- Requirements:
Copy all entries without alteration and skip the pictures they hold.

════════════════

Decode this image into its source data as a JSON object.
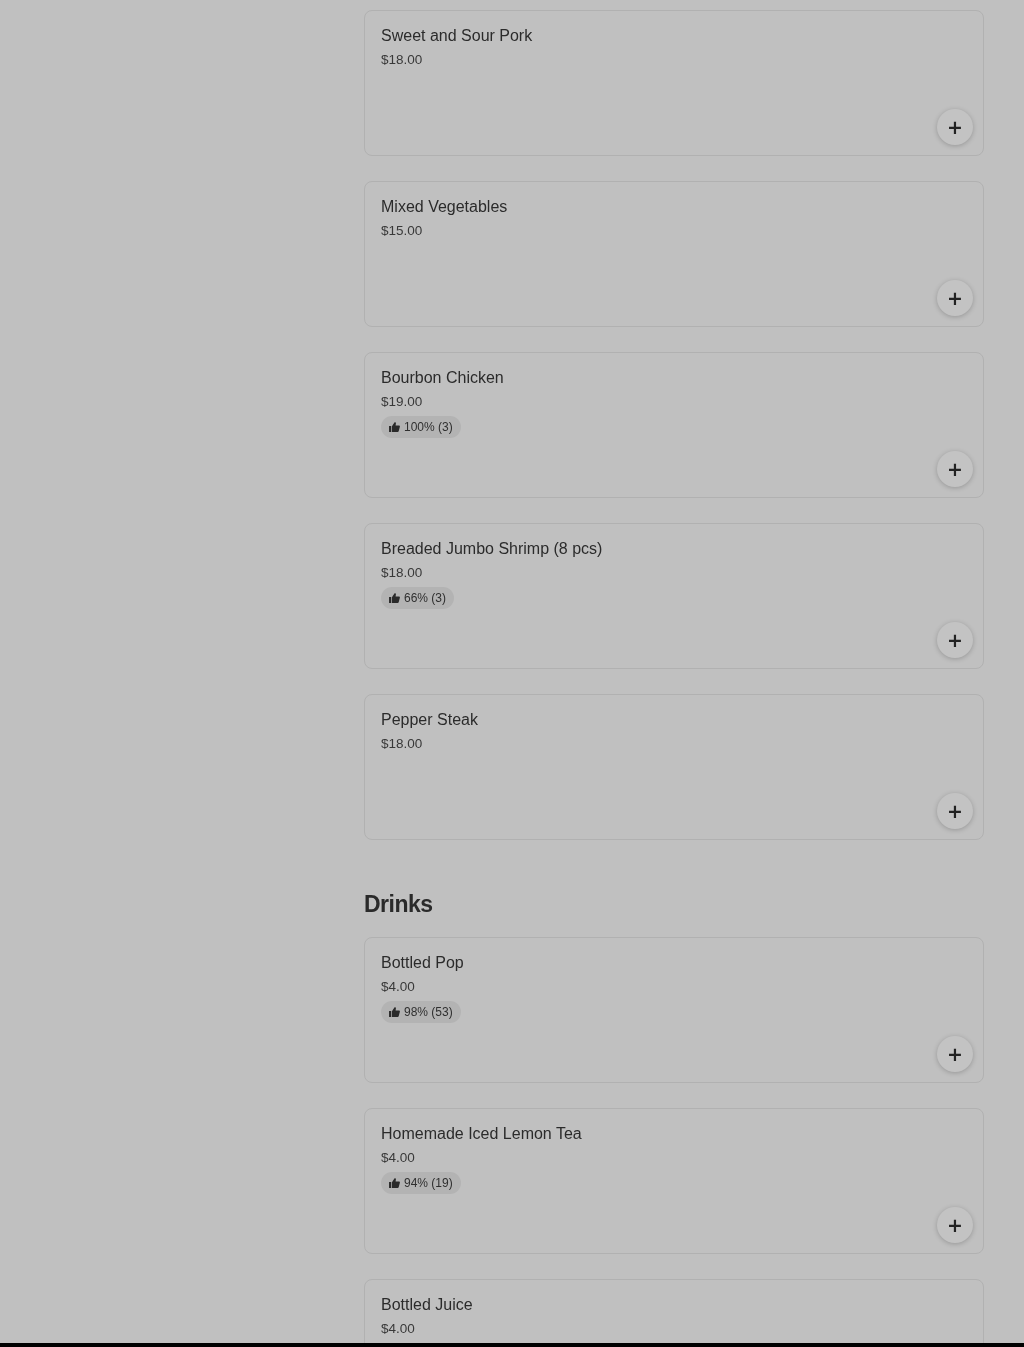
{
  "sections": [
    {
      "items": [
        {
          "name": "Sweet and Sour Pork",
          "price": "$18.00",
          "add": "+"
        },
        {
          "name": "Mixed Vegetables",
          "price": "$15.00",
          "add": "+"
        },
        {
          "name": "Bourbon Chicken",
          "price": "$19.00",
          "rating": "100% (3)",
          "add": "+"
        },
        {
          "name": "Breaded Jumbo Shrimp (8 pcs)",
          "price": "$18.00",
          "rating": "66% (3)",
          "add": "+"
        },
        {
          "name": "Pepper Steak",
          "price": "$18.00",
          "add": "+"
        }
      ]
    },
    {
      "title": "Drinks",
      "items": [
        {
          "name": "Bottled Pop",
          "price": "$4.00",
          "rating": "98% (53)",
          "add": "+"
        },
        {
          "name": "Homemade Iced Lemon Tea",
          "price": "$4.00",
          "rating": "94% (19)",
          "add": "+"
        },
        {
          "name": "Bottled Juice",
          "price": "$4.00"
        }
      ]
    }
  ]
}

════════════════

- Answer to the problem:
Decode this image into its source data as a JSON object.
{
  "sections": [
    {
      "items": [
        {
          "name": "Sweet and Sour Pork",
          "price": "$18.00",
          "add": "+"
        },
        {
          "name": "Mixed Vegetables",
          "price": "$15.00",
          "add": "+"
        },
        {
          "name": "Bourbon Chicken",
          "price": "$19.00",
          "rating": "100% (3)",
          "add": "+"
        },
        {
          "name": "Breaded Jumbo Shrimp (8 pcs)",
          "price": "$18.00",
          "rating": "66% (3)",
          "add": "+"
        },
        {
          "name": "Pepper Steak",
          "price": "$18.00",
          "add": "+"
        }
      ]
    },
    {
      "title": "Drinks",
      "items": [
        {
          "name": "Bottled Pop",
          "price": "$4.00",
          "rating": "98% (53)",
          "add": "+"
        },
        {
          "name": "Homemade Iced Lemon Tea",
          "price": "$4.00",
          "rating": "94% (19)",
          "add": "+"
        },
        {
          "name": "Bottled Juice",
          "price": "$4.00"
        }
      ]
    }
  ]
}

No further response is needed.